Problem statement -
Extract each line bearing the word "kroner".

Entries from a dataset
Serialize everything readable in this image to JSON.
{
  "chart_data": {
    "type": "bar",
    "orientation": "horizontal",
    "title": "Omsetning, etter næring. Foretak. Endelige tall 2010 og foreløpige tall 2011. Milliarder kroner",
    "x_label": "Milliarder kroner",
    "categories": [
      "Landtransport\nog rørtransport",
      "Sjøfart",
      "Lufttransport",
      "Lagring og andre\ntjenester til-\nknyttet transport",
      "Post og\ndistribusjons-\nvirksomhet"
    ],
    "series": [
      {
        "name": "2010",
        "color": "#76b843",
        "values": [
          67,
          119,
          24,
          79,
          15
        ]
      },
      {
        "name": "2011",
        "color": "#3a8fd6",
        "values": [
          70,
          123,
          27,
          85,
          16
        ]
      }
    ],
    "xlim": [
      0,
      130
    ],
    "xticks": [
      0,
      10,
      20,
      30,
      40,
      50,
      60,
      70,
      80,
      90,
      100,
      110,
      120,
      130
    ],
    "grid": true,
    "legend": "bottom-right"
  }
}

Result for this exercise -
    "title": "Omsetning, etter næring. Foretak. Endelige tall 2010 og foreløpige tall 2011. Milliarder kroner",
    "x_label": "Milliarder kroner",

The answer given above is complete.